Reproduce the data verbatim, beginning with its first line and stopping after the line that contains "bar [552,696,576,707]".

◇ ◇ ◇ ◇ ◇

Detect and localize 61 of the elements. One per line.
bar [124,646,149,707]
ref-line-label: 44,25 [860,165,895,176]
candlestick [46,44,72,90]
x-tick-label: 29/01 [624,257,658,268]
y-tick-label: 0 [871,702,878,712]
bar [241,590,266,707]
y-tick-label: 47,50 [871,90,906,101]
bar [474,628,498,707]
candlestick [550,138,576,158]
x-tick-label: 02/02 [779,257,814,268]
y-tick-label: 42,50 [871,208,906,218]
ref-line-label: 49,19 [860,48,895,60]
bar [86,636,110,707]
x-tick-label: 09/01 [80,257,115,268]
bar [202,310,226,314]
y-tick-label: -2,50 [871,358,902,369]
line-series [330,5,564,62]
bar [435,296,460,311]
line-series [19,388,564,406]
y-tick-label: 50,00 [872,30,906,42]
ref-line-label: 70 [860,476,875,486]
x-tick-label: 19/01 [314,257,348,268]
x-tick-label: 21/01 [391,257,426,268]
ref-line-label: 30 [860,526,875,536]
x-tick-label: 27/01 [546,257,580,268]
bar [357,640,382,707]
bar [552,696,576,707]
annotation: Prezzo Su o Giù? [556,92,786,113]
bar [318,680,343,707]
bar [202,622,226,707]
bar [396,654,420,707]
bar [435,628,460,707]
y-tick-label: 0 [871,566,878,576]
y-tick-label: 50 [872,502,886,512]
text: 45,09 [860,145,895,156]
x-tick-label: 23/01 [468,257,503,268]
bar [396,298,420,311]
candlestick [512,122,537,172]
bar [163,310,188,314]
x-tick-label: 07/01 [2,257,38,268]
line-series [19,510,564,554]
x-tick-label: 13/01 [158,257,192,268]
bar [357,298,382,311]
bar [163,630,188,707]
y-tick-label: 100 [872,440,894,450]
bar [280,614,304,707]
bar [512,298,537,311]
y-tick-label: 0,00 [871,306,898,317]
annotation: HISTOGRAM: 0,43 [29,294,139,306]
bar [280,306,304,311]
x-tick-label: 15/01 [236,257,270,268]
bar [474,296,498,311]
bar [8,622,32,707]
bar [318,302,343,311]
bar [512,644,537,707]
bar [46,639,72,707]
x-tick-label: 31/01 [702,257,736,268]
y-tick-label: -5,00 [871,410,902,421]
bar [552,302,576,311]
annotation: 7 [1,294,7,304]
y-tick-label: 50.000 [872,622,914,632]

◇ ◇ ◇ ◇ ◇

Task solution:
Detect and localize 61 of the elements. One per line.
bar [124,646,149,707]
ref-line-label: 44,25 [860,165,895,176]
candlestick [46,44,72,90]
x-tick-label: 29/01 [624,257,658,268]
y-tick-label: 0 [871,702,878,712]
bar [241,590,266,707]
y-tick-label: 47,50 [871,90,906,101]
bar [474,628,498,707]
candlestick [550,138,576,158]
x-tick-label: 02/02 [779,257,814,268]
y-tick-label: 42,50 [871,208,906,218]
ref-line-label: 49,19 [860,48,895,60]
bar [86,636,110,707]
x-tick-label: 09/01 [80,257,115,268]
bar [202,310,226,314]
y-tick-label: -2,50 [871,358,902,369]
line-series [330,5,564,62]
bar [435,296,460,311]
line-series [19,388,564,406]
y-tick-label: 50,00 [872,30,906,42]
ref-line-label: 70 [860,476,875,486]
x-tick-label: 19/01 [314,257,348,268]
x-tick-label: 21/01 [391,257,426,268]
ref-line-label: 30 [860,526,875,536]
x-tick-label: 27/01 [546,257,580,268]
bar [357,640,382,707]
bar [552,696,576,707]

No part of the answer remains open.